### Quelle:
-------------------------

Katharina begann die Diskussion am 26.02.03 (06:30) mit folgendem Beitrag:

Eine großes Unternehmen möchte seine Marktanteile vergrößern, es gibt nur einen ernst zu nehmenden Konkurrenten. Eine PR-Firma wird engagiert.
Die PR-Firma findet rasch etwas Geeignetes: Der Konkurrent hat vor Jahren seine Arbeiter und Arbeiterinnen mit schwer gesundheitsschädlichen Stoffen arbeiten lassen, viele sind in der Folge verstorben, bzw. sind sie krebskrank.
Die PR-Firma tut ihre Arbeit und in den Medien finden sich berührende Berichte. Berichte, die auch wütend machen. Die Konkurrenzfirma sieht schlecht und schlechter aus. Sie richtet also eine Beratungsstelle für die Erkrankten ein, gibt früheres Versagen partiell zu,... - Ihr Image ist trotz allem beim Teufel. Das große Unternehmen steigert seine Marktanteile, ohne je (öffentlich) als Auftraggeber dieser Kampagne in Erscheinung getreten zu sein.

Das ist keine erfundene Geschichte, sondern nur ein ganz kleines Beispiel dafür, wie schwierig die Dinge in Wirklichkeit liegen. Ein Beispiel dafür, dass auch Menschlichkeit, Engagement usw. instrumentalisiert werden und das nicht zu knapp.


bernhard antwortete am 26.02.03 (10:40):

... womit Menschlichkeit und Engagement als dümmlich diffamiert werden sollen?


Barbara antwortete am 26.02.03 (10:50):

Wenn das geschädigte Unternehmen zum Ziel hatte, Krieg als politisches Mittel wieder hoffähig zu machen, habe ich keine Probleme mit der Arbeit der PR-Agentur.

Zumal die Beschuldigungen nach Deinem Bericht ja auf Tatsachen beruhten..... Um die Geschädigten bzw. Hinterbliebenen der Geschädigten hat sich das Unternehmen erst auf den Druck der Öffentlichkeit hin gekümmert. Insofern ein gutes Beispiel dafür, wie wichtig Öffentlichkeit ist.

-------------------------

### Gestellte Aufgaben:
**1)** Was richtet die Konkurrenzfirma in der Diskussion über die PR-Kampagne für die Erkrankten ein?
**2)** Überarbeite bitte alle Datensätze, indem du „ember-light“ überall durch „glow-dot“ ersetzt und sonst nichts änderst. Lass die Bilder in der Antwort weg.
Der Text und die Datensätze haben inhaltlich nichts miteinander zu tun.

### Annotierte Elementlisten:
-------------------------

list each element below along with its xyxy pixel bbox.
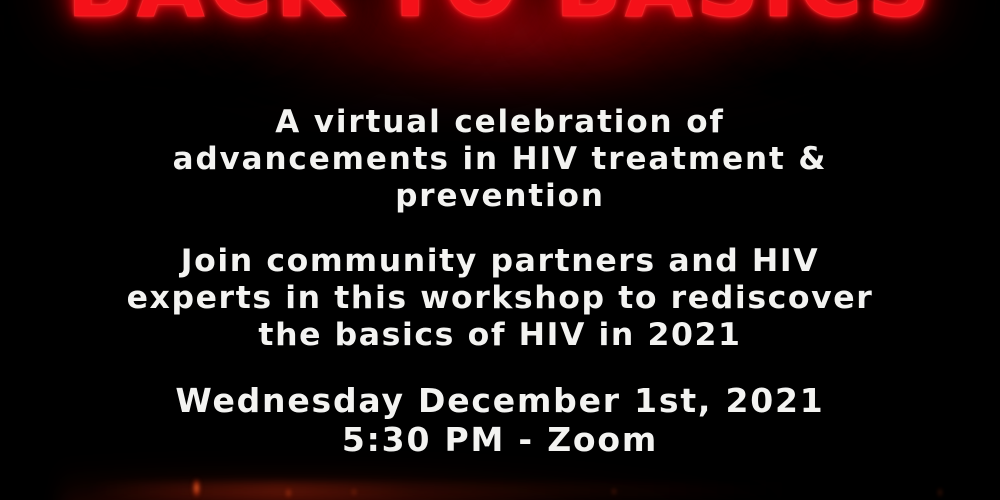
invitation-line-1: Join community partners and HIV <box>0 243 1000 280</box>
invitation-line-2: experts in this workshop to rediscover <box>0 280 1000 317</box>
ember-light-2 <box>286 488 291 498</box>
floor-light-streak <box>90 482 790 498</box>
ember-light-4 <box>612 488 616 495</box>
poster-image: BACK TO BASICS A virtual celebration of … <box>0 0 1000 500</box>
ember-light-1 <box>193 479 200 497</box>
description-line-3: prevention <box>0 178 1000 215</box>
description-line-2: advancements in HIV treatment & <box>0 141 1000 178</box>
event-details-block: Wednesday December 1st, 2021 5:30 PM - Z… <box>0 381 1000 459</box>
ember-light-3 <box>352 488 356 496</box>
ember-light-5 <box>938 488 942 497</box>
poster-headline: BACK TO BASICS <box>0 0 1000 30</box>
event-date: Wednesday December 1st, 2021 <box>0 381 1000 420</box>
description-line-1: A virtual celebration of <box>0 104 1000 141</box>
event-time-platform: 5:30 PM - Zoom <box>0 420 1000 459</box>
invitation-line-3: the basics of HIV in 2021 <box>0 317 1000 354</box>
invitation-block: Join community partners and HIV experts … <box>0 243 1000 354</box>
description-block: A virtual celebration of advancements in… <box>0 104 1000 215</box>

-------------------------

### Lösungen je Aufgabe:
**1)** Eine Beratungsstelle.

**2)**
list each element below along with its xyxy pixel bbox.
invitation-line-1: Join community partners and HIV <box>0 243 1000 280</box>
invitation-line-2: experts in this workshop to rediscover <box>0 280 1000 317</box>
glow-dot-2 <box>286 488 291 498</box>
floor-light-streak <box>90 482 790 498</box>
glow-dot-4 <box>612 488 616 495</box>
poster-image: BACK TO BASICS A virtual celebration of … <box>0 0 1000 500</box>
glow-dot-1 <box>193 479 200 497</box>
description-line-3: prevention <box>0 178 1000 215</box>
description-line-2: advancements in HIV treatment & <box>0 141 1000 178</box>
event-details-block: Wednesday December 1st, 2021 5:30 PM - Z… <box>0 381 1000 459</box>
glow-dot-3 <box>352 488 356 496</box>
glow-dot-5 <box>938 488 942 497</box>
poster-headline: BACK TO BASICS <box>0 0 1000 30</box>
event-date: Wednesday December 1st, 2021 <box>0 381 1000 420</box>
description-line-1: A virtual celebration of <box>0 104 1000 141</box>
event-time-platform: 5:30 PM - Zoom <box>0 420 1000 459</box>
invitation-line-3: the basics of HIV in 2021 <box>0 317 1000 354</box>
invitation-block: Join community partners and HIV experts … <box>0 243 1000 354</box>
description-block: A virtual celebration of advancements in… <box>0 104 1000 215</box>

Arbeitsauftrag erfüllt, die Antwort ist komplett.